**EXERCISE**
In the listing below, find the line containing "Read this page and output its text content.". Write out that line and every line after it to the end, exactly and only those.

━━━━

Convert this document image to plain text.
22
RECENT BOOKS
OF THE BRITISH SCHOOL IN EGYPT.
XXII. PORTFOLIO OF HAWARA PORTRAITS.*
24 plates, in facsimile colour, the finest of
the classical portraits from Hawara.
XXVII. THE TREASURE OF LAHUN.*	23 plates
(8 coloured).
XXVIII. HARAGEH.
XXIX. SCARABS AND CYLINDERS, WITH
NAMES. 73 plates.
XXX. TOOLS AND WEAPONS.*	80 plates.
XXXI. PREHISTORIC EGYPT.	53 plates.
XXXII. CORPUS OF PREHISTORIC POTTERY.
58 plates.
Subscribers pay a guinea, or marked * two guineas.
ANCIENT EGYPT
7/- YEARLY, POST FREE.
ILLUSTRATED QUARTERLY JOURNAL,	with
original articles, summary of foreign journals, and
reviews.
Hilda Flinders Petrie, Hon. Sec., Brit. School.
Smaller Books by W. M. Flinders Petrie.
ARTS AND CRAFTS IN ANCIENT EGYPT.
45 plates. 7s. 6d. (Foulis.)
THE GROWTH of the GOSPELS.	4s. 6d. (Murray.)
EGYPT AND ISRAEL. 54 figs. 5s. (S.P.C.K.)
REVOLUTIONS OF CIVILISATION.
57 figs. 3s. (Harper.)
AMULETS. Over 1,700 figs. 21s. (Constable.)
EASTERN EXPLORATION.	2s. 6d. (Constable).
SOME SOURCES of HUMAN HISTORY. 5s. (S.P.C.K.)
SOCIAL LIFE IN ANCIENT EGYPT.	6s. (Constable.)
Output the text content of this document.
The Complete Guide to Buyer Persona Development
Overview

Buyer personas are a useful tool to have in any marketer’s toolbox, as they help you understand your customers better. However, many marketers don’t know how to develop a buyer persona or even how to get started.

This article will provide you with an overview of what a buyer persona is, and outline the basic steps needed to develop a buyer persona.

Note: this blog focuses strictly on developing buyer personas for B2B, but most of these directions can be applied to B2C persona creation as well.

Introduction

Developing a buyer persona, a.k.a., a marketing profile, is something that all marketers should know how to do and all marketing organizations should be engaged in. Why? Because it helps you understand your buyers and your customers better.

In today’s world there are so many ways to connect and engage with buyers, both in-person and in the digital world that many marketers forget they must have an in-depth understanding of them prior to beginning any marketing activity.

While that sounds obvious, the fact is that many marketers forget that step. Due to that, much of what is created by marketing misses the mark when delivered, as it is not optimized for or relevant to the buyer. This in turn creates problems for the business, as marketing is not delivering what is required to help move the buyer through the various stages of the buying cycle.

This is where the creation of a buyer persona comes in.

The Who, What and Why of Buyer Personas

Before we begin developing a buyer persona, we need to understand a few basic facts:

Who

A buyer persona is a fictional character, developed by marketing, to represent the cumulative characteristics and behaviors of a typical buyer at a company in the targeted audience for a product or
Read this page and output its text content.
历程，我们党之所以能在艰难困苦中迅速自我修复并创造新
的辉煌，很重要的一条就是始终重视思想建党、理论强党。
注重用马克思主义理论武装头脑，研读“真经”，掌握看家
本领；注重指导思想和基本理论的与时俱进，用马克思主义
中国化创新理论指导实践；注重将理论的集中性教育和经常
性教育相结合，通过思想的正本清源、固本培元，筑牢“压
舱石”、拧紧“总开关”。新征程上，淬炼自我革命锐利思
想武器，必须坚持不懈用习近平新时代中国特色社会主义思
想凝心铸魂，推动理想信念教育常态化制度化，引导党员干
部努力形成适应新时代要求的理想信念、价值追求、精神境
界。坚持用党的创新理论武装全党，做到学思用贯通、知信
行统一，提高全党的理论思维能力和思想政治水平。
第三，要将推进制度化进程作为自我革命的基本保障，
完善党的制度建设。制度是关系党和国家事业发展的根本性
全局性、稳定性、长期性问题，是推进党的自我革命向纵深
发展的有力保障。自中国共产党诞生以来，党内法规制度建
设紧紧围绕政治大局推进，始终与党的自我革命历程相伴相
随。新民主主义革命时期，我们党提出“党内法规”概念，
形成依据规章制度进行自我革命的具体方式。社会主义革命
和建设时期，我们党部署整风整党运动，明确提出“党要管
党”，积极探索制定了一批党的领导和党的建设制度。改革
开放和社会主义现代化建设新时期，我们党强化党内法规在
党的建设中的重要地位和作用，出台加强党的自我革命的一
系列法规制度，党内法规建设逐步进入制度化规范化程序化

━━━━

**SOLUTION BELOW**
Read this page and output its text content.
历程，我们党之所以能在艰难困苦中迅速自我修复并创造新
的辉煌，很重要的一条就是始终重视思想建党、理论强党。
注重用马克思主义理论武装头脑，研读“真经”，掌握看家
本领；注重指导思想和基本理论的与时俱进，用马克思主义
中国化创新理论指导实践；注重将理论的集中性教育和经常
性教育相结合，通过思想的正本清源、固本培元，筑牢“压
舱石”、拧紧“总开关”。新征程上，淬炼自我革命锐利思
想武器，必须坚持不懈用习近平新时代中国特色社会主义思
想凝心铸魂，推动理想信念教育常态化制度化，引导党员干
部努力形成适应新时代要求的理想信念、价值追求、精神境
界。坚持用党的创新理论武装全党，做到学思用贯通、知信
行统一，提高全党的理论思维能力和思想政治水平。
第三，要将推进制度化进程作为自我革命的基本保障，
完善党的制度建设。制度是关系党和国家事业发展的根本性
全局性、稳定性、长期性问题，是推进党的自我革命向纵深
发展的有力保障。自中国共产党诞生以来，党内法规制度建
设紧紧围绕政治大局推进，始终与党的自我革命历程相伴相
随。新民主主义革命时期，我们党提出“党内法规”概念，
形成依据规章制度进行自我革命的具体方式。社会主义革命
和建设时期，我们党部署整风整党运动，明确提出“党要管
党”，积极探索制定了一批党的领导和党的建设制度。改革
开放和社会主义现代化建设新时期，我们党强化党内法规在
党的建设中的重要地位和作用，出台加强党的自我革命的一
系列法规制度，党内法规建设逐步进入制度化规范化程序化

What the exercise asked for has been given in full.